(Rows from a figure dataset)
=======
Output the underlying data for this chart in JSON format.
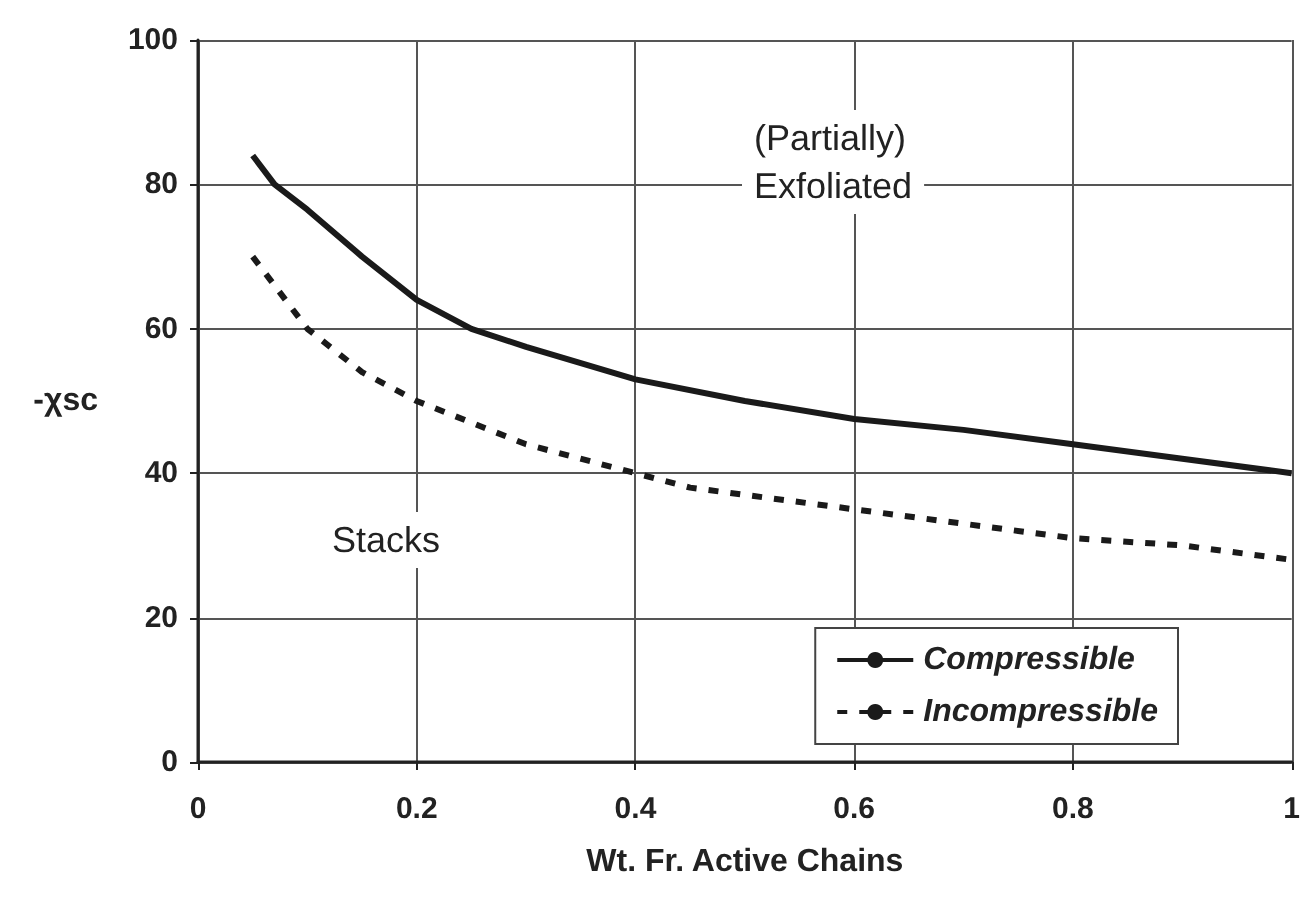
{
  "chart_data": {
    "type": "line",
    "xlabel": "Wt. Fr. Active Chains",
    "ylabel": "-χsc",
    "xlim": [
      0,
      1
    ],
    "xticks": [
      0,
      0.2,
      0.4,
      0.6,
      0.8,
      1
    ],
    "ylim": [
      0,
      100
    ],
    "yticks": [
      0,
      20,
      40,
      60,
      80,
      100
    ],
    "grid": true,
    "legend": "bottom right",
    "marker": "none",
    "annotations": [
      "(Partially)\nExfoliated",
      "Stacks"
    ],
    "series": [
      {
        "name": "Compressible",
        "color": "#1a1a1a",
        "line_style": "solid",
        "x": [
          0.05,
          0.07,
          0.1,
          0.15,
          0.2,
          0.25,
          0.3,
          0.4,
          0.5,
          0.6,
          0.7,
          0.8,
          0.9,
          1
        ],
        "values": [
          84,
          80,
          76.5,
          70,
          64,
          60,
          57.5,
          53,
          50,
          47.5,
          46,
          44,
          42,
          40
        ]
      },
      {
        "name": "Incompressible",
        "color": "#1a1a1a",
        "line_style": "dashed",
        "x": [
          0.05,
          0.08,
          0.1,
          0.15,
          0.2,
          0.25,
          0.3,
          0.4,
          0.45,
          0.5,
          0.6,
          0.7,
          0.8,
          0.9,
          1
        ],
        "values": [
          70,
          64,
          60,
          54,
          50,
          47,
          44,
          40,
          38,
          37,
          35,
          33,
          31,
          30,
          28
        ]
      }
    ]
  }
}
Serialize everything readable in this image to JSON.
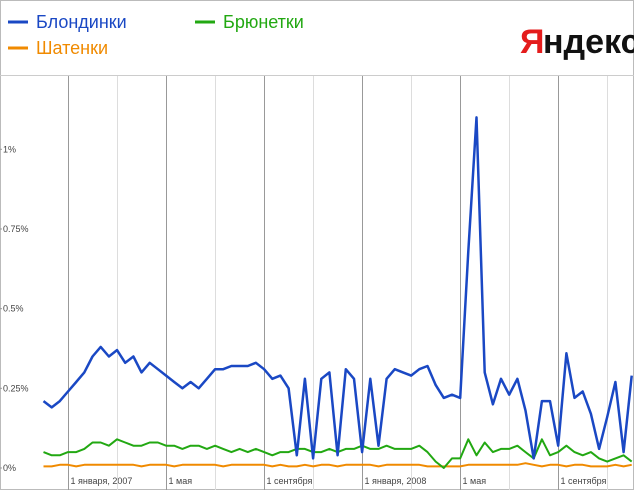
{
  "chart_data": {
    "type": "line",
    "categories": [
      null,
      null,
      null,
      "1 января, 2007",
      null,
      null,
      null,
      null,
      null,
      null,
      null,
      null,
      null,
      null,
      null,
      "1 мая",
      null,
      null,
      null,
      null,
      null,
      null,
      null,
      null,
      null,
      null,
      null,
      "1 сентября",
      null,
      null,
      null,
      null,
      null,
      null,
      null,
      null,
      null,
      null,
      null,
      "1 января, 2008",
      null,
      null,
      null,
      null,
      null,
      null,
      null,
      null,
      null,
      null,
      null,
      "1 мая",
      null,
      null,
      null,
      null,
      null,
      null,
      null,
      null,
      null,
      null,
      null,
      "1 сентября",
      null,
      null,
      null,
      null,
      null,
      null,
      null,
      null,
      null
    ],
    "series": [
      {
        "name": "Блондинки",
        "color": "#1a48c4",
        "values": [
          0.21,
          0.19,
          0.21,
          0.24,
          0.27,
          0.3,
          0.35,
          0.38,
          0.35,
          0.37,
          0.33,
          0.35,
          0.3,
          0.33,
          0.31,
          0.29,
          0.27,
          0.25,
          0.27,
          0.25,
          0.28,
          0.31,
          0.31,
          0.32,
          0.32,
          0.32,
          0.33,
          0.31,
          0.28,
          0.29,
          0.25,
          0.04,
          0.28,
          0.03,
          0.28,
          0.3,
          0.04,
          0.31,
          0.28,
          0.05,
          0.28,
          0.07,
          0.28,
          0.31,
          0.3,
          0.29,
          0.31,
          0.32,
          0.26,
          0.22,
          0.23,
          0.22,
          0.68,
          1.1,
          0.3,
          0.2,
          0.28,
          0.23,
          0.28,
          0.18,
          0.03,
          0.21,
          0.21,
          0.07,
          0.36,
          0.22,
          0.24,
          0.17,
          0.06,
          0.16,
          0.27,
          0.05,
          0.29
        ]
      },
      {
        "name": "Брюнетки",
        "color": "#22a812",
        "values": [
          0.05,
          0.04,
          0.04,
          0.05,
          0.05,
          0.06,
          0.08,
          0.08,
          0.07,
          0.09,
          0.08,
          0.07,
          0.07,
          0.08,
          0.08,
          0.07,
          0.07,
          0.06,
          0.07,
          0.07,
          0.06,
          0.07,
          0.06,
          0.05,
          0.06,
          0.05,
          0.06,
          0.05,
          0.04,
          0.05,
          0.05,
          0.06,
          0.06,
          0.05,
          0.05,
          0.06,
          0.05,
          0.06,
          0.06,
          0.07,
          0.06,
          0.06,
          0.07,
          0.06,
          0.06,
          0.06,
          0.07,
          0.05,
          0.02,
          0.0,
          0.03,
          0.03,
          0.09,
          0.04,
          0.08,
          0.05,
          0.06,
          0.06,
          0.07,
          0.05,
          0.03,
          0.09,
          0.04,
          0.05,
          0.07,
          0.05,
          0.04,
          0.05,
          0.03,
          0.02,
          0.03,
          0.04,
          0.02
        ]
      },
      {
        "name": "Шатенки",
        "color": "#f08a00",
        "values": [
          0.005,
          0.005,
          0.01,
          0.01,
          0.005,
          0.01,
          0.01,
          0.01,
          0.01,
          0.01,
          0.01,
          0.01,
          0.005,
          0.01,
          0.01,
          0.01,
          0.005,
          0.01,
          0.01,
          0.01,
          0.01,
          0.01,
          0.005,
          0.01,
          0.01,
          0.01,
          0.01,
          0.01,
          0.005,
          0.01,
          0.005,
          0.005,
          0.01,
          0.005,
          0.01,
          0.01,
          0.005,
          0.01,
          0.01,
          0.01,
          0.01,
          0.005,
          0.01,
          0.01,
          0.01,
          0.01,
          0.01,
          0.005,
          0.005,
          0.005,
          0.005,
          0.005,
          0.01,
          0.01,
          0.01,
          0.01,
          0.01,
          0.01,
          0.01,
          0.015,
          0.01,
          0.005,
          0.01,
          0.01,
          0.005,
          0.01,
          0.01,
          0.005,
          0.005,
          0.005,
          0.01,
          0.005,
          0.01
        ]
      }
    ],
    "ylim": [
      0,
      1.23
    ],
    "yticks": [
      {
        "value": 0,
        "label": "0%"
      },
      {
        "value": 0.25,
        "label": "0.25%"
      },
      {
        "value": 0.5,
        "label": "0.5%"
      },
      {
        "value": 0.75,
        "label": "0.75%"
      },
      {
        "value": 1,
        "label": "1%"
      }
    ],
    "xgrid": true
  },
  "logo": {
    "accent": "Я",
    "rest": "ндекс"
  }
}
=======
Write the full listing out again with every line unchanged, but include no pictures.

Output the underlying data for this chart in JSON format.
{
  "chart_data": {
    "type": "line",
    "xlabel": "Wt. Fr. Active Chains",
    "ylabel": "-χsc",
    "xlim": [
      0,
      1
    ],
    "xticks": [
      0,
      0.2,
      0.4,
      0.6,
      0.8,
      1
    ],
    "ylim": [
      0,
      100
    ],
    "yticks": [
      0,
      20,
      40,
      60,
      80,
      100
    ],
    "grid": true,
    "legend": "bottom right",
    "marker": "none",
    "annotations": [
      "(Partially)\nExfoliated",
      "Stacks"
    ],
    "series": [
      {
        "name": "Compressible",
        "color": "#1a1a1a",
        "line_style": "solid",
        "x": [
          0.05,
          0.07,
          0.1,
          0.15,
          0.2,
          0.25,
          0.3,
          0.4,
          0.5,
          0.6,
          0.7,
          0.8,
          0.9,
          1
        ],
        "values": [
          84,
          80,
          76.5,
          70,
          64,
          60,
          57.5,
          53,
          50,
          47.5,
          46,
          44,
          42,
          40
        ]
      },
      {
        "name": "Incompressible",
        "color": "#1a1a1a",
        "line_style": "dashed",
        "x": [
          0.05,
          0.08,
          0.1,
          0.15,
          0.2,
          0.25,
          0.3,
          0.4,
          0.45,
          0.5,
          0.6,
          0.7,
          0.8,
          0.9,
          1
        ],
        "values": [
          70,
          64,
          60,
          54,
          50,
          47,
          44,
          40,
          38,
          37,
          35,
          33,
          31,
          30,
          28
        ]
      }
    ]
  }
}
Serialize everything readable in this image to JSON.
{
  "chart_data": {
    "type": "line",
    "categories": [
      null,
      null,
      null,
      "1 января, 2007",
      null,
      null,
      null,
      null,
      null,
      null,
      null,
      null,
      null,
      null,
      null,
      "1 мая",
      null,
      null,
      null,
      null,
      null,
      null,
      null,
      null,
      null,
      null,
      null,
      "1 сентября",
      null,
      null,
      null,
      null,
      null,
      null,
      null,
      null,
      null,
      null,
      null,
      "1 января, 2008",
      null,
      null,
      null,
      null,
      null,
      null,
      null,
      null,
      null,
      null,
      null,
      "1 мая",
      null,
      null,
      null,
      null,
      null,
      null,
      null,
      null,
      null,
      null,
      null,
      "1 сентября",
      null,
      null,
      null,
      null,
      null,
      null,
      null,
      null,
      null
    ],
    "series": [
      {
        "name": "Блондинки",
        "color": "#1a48c4",
        "values": [
          0.21,
          0.19,
          0.21,
          0.24,
          0.27,
          0.3,
          0.35,
          0.38,
          0.35,
          0.37,
          0.33,
          0.35,
          0.3,
          0.33,
          0.31,
          0.29,
          0.27,
          0.25,
          0.27,
          0.25,
          0.28,
          0.31,
          0.31,
          0.32,
          0.32,
          0.32,
          0.33,
          0.31,
          0.28,
          0.29,
          0.25,
          0.04,
          0.28,
          0.03,
          0.28,
          0.3,
          0.04,
          0.31,
          0.28,
          0.05,
          0.28,
          0.07,
          0.28,
          0.31,
          0.3,
          0.29,
          0.31,
          0.32,
          0.26,
          0.22,
          0.23,
          0.22,
          0.68,
          1.1,
          0.3,
          0.2,
          0.28,
          0.23,
          0.28,
          0.18,
          0.03,
          0.21,
          0.21,
          0.07,
          0.36,
          0.22,
          0.24,
          0.17,
          0.06,
          0.16,
          0.27,
          0.05,
          0.29
        ]
      },
      {
        "name": "Брюнетки",
        "color": "#22a812",
        "values": [
          0.05,
          0.04,
          0.04,
          0.05,
          0.05,
          0.06,
          0.08,
          0.08,
          0.07,
          0.09,
          0.08,
          0.07,
          0.07,
          0.08,
          0.08,
          0.07,
          0.07,
          0.06,
          0.07,
          0.07,
          0.06,
          0.07,
          0.06,
          0.05,
          0.06,
          0.05,
          0.06,
          0.05,
          0.04,
          0.05,
          0.05,
          0.06,
          0.06,
          0.05,
          0.05,
          0.06,
          0.05,
          0.06,
          0.06,
          0.07,
          0.06,
          0.06,
          0.07,
          0.06,
          0.06,
          0.06,
          0.07,
          0.05,
          0.02,
          0.0,
          0.03,
          0.03,
          0.09,
          0.04,
          0.08,
          0.05,
          0.06,
          0.06,
          0.07,
          0.05,
          0.03,
          0.09,
          0.04,
          0.05,
          0.07,
          0.05,
          0.04,
          0.05,
          0.03,
          0.02,
          0.03,
          0.04,
          0.02
        ]
      },
      {
        "name": "Шатенки",
        "color": "#f08a00",
        "values": [
          0.005,
          0.005,
          0.01,
          0.01,
          0.005,
          0.01,
          0.01,
          0.01,
          0.01,
          0.01,
          0.01,
          0.01,
          0.005,
          0.01,
          0.01,
          0.01,
          0.005,
          0.01,
          0.01,
          0.01,
          0.01,
          0.01,
          0.005,
          0.01,
          0.01,
          0.01,
          0.01,
          0.01,
          0.005,
          0.01,
          0.005,
          0.005,
          0.01,
          0.005,
          0.01,
          0.01,
          0.005,
          0.01,
          0.01,
          0.01,
          0.01,
          0.005,
          0.01,
          0.01,
          0.01,
          0.01,
          0.01,
          0.005,
          0.005,
          0.005,
          0.005,
          0.005,
          0.01,
          0.01,
          0.01,
          0.01,
          0.01,
          0.01,
          0.01,
          0.015,
          0.01,
          0.005,
          0.01,
          0.01,
          0.005,
          0.01,
          0.01,
          0.005,
          0.005,
          0.005,
          0.01,
          0.005,
          0.01
        ]
      }
    ],
    "ylim": [
      0,
      1.23
    ],
    "yticks": [
      {
        "value": 0,
        "label": "0%"
      },
      {
        "value": 0.25,
        "label": "0.25%"
      },
      {
        "value": 0.5,
        "label": "0.5%"
      },
      {
        "value": 0.75,
        "label": "0.75%"
      },
      {
        "value": 1,
        "label": "1%"
      }
    ],
    "xgrid": true
  },
  "logo": {
    "accent": "Я",
    "rest": "ндекс"
  }
}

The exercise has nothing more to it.